Figure data in JSON
## Start
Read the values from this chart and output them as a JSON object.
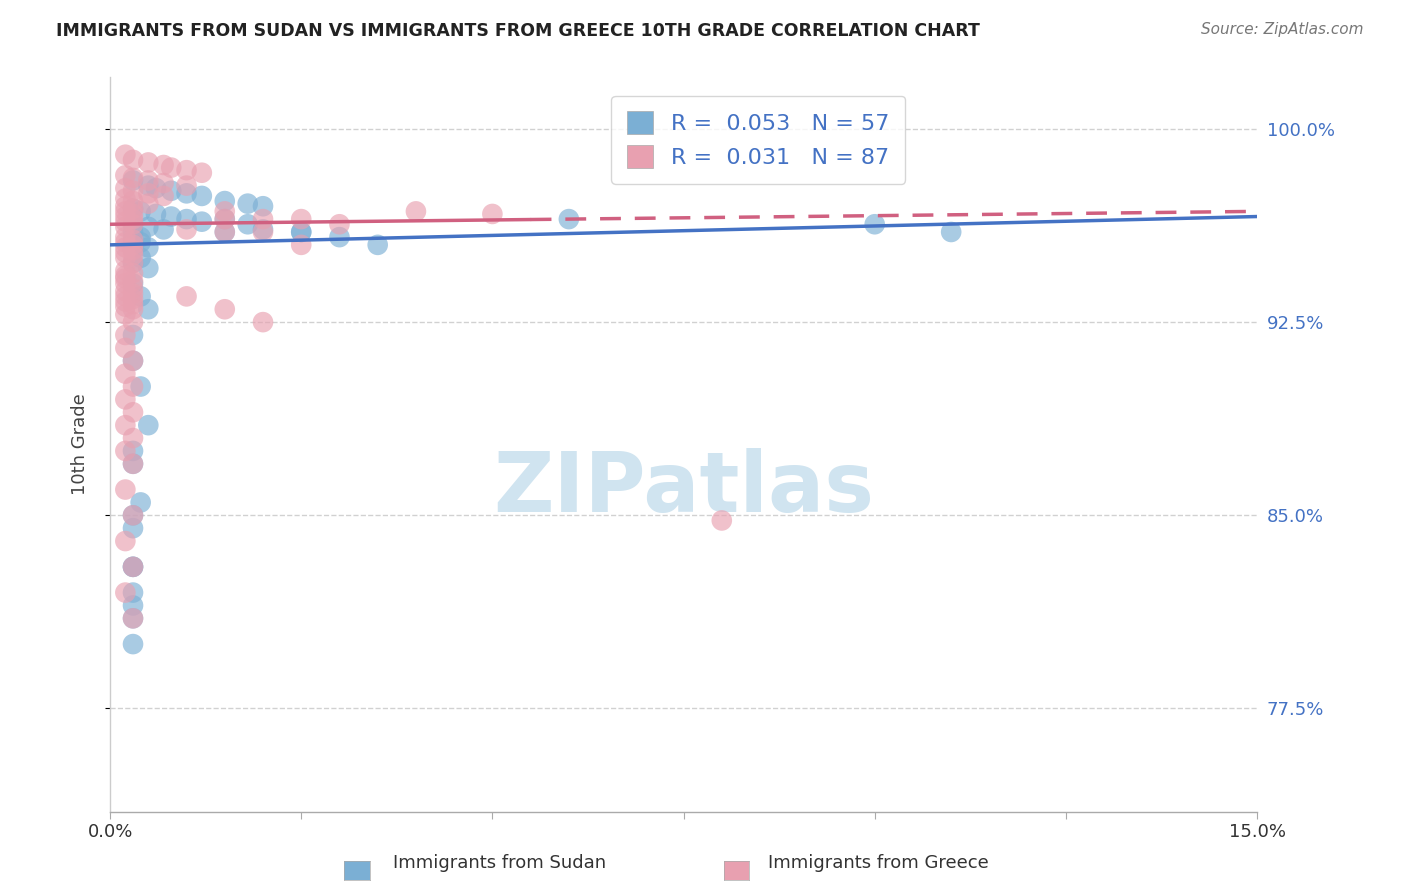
{
  "title": "IMMIGRANTS FROM SUDAN VS IMMIGRANTS FROM GREECE 10TH GRADE CORRELATION CHART",
  "source": "Source: ZipAtlas.com",
  "ylabel": "10th Grade",
  "ytick_labels": [
    "100.0%",
    "92.5%",
    "85.0%",
    "77.5%"
  ],
  "ytick_values": [
    1.0,
    0.925,
    0.85,
    0.775
  ],
  "xmin": 0.0,
  "xmax": 0.15,
  "ymin": 0.735,
  "ymax": 1.02,
  "sudan_R": 0.053,
  "sudan_N": 57,
  "greece_R": 0.031,
  "greece_N": 87,
  "sudan_color": "#7bafd4",
  "greece_color": "#e8a0b0",
  "sudan_line_color": "#4472c4",
  "greece_line_color": "#d06080",
  "watermark_color": "#d0e4f0",
  "title_color": "#222222",
  "right_axis_color": "#4472c4",
  "grid_color": "#cccccc",
  "sudan_points_x": [
    0.003,
    0.005,
    0.006,
    0.008,
    0.01,
    0.012,
    0.015,
    0.018,
    0.02,
    0.003,
    0.004,
    0.006,
    0.008,
    0.01,
    0.012,
    0.003,
    0.005,
    0.007,
    0.003,
    0.004,
    0.003,
    0.004,
    0.003,
    0.005,
    0.003,
    0.004,
    0.015,
    0.018,
    0.02,
    0.025,
    0.003,
    0.005,
    0.06,
    0.1,
    0.11,
    0.003,
    0.004,
    0.005,
    0.003,
    0.003,
    0.004,
    0.005,
    0.003,
    0.004,
    0.015,
    0.003,
    0.003,
    0.025,
    0.03,
    0.035,
    0.003,
    0.003,
    0.003,
    0.003,
    0.003,
    0.003,
    0.003
  ],
  "sudan_points_y": [
    0.98,
    0.978,
    0.977,
    0.976,
    0.975,
    0.974,
    0.972,
    0.971,
    0.97,
    0.969,
    0.968,
    0.967,
    0.966,
    0.965,
    0.964,
    0.963,
    0.962,
    0.961,
    0.96,
    0.958,
    0.957,
    0.956,
    0.955,
    0.954,
    0.953,
    0.95,
    0.965,
    0.963,
    0.961,
    0.96,
    0.948,
    0.946,
    0.965,
    0.963,
    0.96,
    0.94,
    0.935,
    0.93,
    0.92,
    0.91,
    0.9,
    0.885,
    0.87,
    0.855,
    0.96,
    0.875,
    0.85,
    0.96,
    0.958,
    0.955,
    0.845,
    0.83,
    0.815,
    0.8,
    0.83,
    0.82,
    0.81
  ],
  "greece_points_x": [
    0.002,
    0.003,
    0.005,
    0.007,
    0.008,
    0.01,
    0.012,
    0.002,
    0.003,
    0.005,
    0.007,
    0.01,
    0.002,
    0.003,
    0.005,
    0.007,
    0.002,
    0.003,
    0.005,
    0.002,
    0.003,
    0.002,
    0.003,
    0.002,
    0.003,
    0.002,
    0.003,
    0.002,
    0.01,
    0.015,
    0.002,
    0.003,
    0.002,
    0.003,
    0.002,
    0.003,
    0.015,
    0.02,
    0.025,
    0.002,
    0.003,
    0.002,
    0.003,
    0.015,
    0.02,
    0.002,
    0.003,
    0.002,
    0.025,
    0.03,
    0.002,
    0.003,
    0.002,
    0.003,
    0.04,
    0.05,
    0.002,
    0.003,
    0.002,
    0.003,
    0.002,
    0.003,
    0.002,
    0.003,
    0.002,
    0.003,
    0.002,
    0.01,
    0.015,
    0.02,
    0.002,
    0.003,
    0.002,
    0.003,
    0.002,
    0.003,
    0.002,
    0.003,
    0.002,
    0.003,
    0.002,
    0.003,
    0.002,
    0.003,
    0.002,
    0.003,
    0.08
  ],
  "greece_points_y": [
    0.99,
    0.988,
    0.987,
    0.986,
    0.985,
    0.984,
    0.983,
    0.982,
    0.981,
    0.98,
    0.979,
    0.978,
    0.977,
    0.976,
    0.975,
    0.974,
    0.973,
    0.972,
    0.971,
    0.97,
    0.969,
    0.968,
    0.967,
    0.966,
    0.965,
    0.964,
    0.963,
    0.962,
    0.961,
    0.96,
    0.958,
    0.957,
    0.956,
    0.955,
    0.954,
    0.953,
    0.965,
    0.96,
    0.955,
    0.952,
    0.951,
    0.95,
    0.948,
    0.968,
    0.965,
    0.945,
    0.944,
    0.943,
    0.965,
    0.963,
    0.942,
    0.941,
    0.94,
    0.938,
    0.968,
    0.967,
    0.937,
    0.936,
    0.935,
    0.934,
    0.933,
    0.932,
    0.931,
    0.93,
    0.928,
    0.925,
    0.92,
    0.935,
    0.93,
    0.925,
    0.915,
    0.91,
    0.905,
    0.9,
    0.895,
    0.89,
    0.885,
    0.88,
    0.875,
    0.87,
    0.86,
    0.85,
    0.84,
    0.83,
    0.82,
    0.81,
    0.848
  ]
}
## End
The task:
Retype all of the entries exactly as written, leaving out any images.

Response to the task:
Read the values from this chart and output them as a JSON object.
{
  "title": "IMMIGRANTS FROM SUDAN VS IMMIGRANTS FROM GREECE 10TH GRADE CORRELATION CHART",
  "source": "Source: ZipAtlas.com",
  "ylabel": "10th Grade",
  "ytick_labels": [
    "100.0%",
    "92.5%",
    "85.0%",
    "77.5%"
  ],
  "ytick_values": [
    1.0,
    0.925,
    0.85,
    0.775
  ],
  "xmin": 0.0,
  "xmax": 0.15,
  "ymin": 0.735,
  "ymax": 1.02,
  "sudan_R": 0.053,
  "sudan_N": 57,
  "greece_R": 0.031,
  "greece_N": 87,
  "sudan_color": "#7bafd4",
  "greece_color": "#e8a0b0",
  "sudan_line_color": "#4472c4",
  "greece_line_color": "#d06080",
  "watermark_color": "#d0e4f0",
  "title_color": "#222222",
  "right_axis_color": "#4472c4",
  "grid_color": "#cccccc",
  "sudan_points_x": [
    0.003,
    0.005,
    0.006,
    0.008,
    0.01,
    0.012,
    0.015,
    0.018,
    0.02,
    0.003,
    0.004,
    0.006,
    0.008,
    0.01,
    0.012,
    0.003,
    0.005,
    0.007,
    0.003,
    0.004,
    0.003,
    0.004,
    0.003,
    0.005,
    0.003,
    0.004,
    0.015,
    0.018,
    0.02,
    0.025,
    0.003,
    0.005,
    0.06,
    0.1,
    0.11,
    0.003,
    0.004,
    0.005,
    0.003,
    0.003,
    0.004,
    0.005,
    0.003,
    0.004,
    0.015,
    0.003,
    0.003,
    0.025,
    0.03,
    0.035,
    0.003,
    0.003,
    0.003,
    0.003,
    0.003,
    0.003,
    0.003
  ],
  "sudan_points_y": [
    0.98,
    0.978,
    0.977,
    0.976,
    0.975,
    0.974,
    0.972,
    0.971,
    0.97,
    0.969,
    0.968,
    0.967,
    0.966,
    0.965,
    0.964,
    0.963,
    0.962,
    0.961,
    0.96,
    0.958,
    0.957,
    0.956,
    0.955,
    0.954,
    0.953,
    0.95,
    0.965,
    0.963,
    0.961,
    0.96,
    0.948,
    0.946,
    0.965,
    0.963,
    0.96,
    0.94,
    0.935,
    0.93,
    0.92,
    0.91,
    0.9,
    0.885,
    0.87,
    0.855,
    0.96,
    0.875,
    0.85,
    0.96,
    0.958,
    0.955,
    0.845,
    0.83,
    0.815,
    0.8,
    0.83,
    0.82,
    0.81
  ],
  "greece_points_x": [
    0.002,
    0.003,
    0.005,
    0.007,
    0.008,
    0.01,
    0.012,
    0.002,
    0.003,
    0.005,
    0.007,
    0.01,
    0.002,
    0.003,
    0.005,
    0.007,
    0.002,
    0.003,
    0.005,
    0.002,
    0.003,
    0.002,
    0.003,
    0.002,
    0.003,
    0.002,
    0.003,
    0.002,
    0.01,
    0.015,
    0.002,
    0.003,
    0.002,
    0.003,
    0.002,
    0.003,
    0.015,
    0.02,
    0.025,
    0.002,
    0.003,
    0.002,
    0.003,
    0.015,
    0.02,
    0.002,
    0.003,
    0.002,
    0.025,
    0.03,
    0.002,
    0.003,
    0.002,
    0.003,
    0.04,
    0.05,
    0.002,
    0.003,
    0.002,
    0.003,
    0.002,
    0.003,
    0.002,
    0.003,
    0.002,
    0.003,
    0.002,
    0.01,
    0.015,
    0.02,
    0.002,
    0.003,
    0.002,
    0.003,
    0.002,
    0.003,
    0.002,
    0.003,
    0.002,
    0.003,
    0.002,
    0.003,
    0.002,
    0.003,
    0.002,
    0.003,
    0.08
  ],
  "greece_points_y": [
    0.99,
    0.988,
    0.987,
    0.986,
    0.985,
    0.984,
    0.983,
    0.982,
    0.981,
    0.98,
    0.979,
    0.978,
    0.977,
    0.976,
    0.975,
    0.974,
    0.973,
    0.972,
    0.971,
    0.97,
    0.969,
    0.968,
    0.967,
    0.966,
    0.965,
    0.964,
    0.963,
    0.962,
    0.961,
    0.96,
    0.958,
    0.957,
    0.956,
    0.955,
    0.954,
    0.953,
    0.965,
    0.96,
    0.955,
    0.952,
    0.951,
    0.95,
    0.948,
    0.968,
    0.965,
    0.945,
    0.944,
    0.943,
    0.965,
    0.963,
    0.942,
    0.941,
    0.94,
    0.938,
    0.968,
    0.967,
    0.937,
    0.936,
    0.935,
    0.934,
    0.933,
    0.932,
    0.931,
    0.93,
    0.928,
    0.925,
    0.92,
    0.935,
    0.93,
    0.925,
    0.915,
    0.91,
    0.905,
    0.9,
    0.895,
    0.89,
    0.885,
    0.88,
    0.875,
    0.87,
    0.86,
    0.85,
    0.84,
    0.83,
    0.82,
    0.81,
    0.848
  ]
}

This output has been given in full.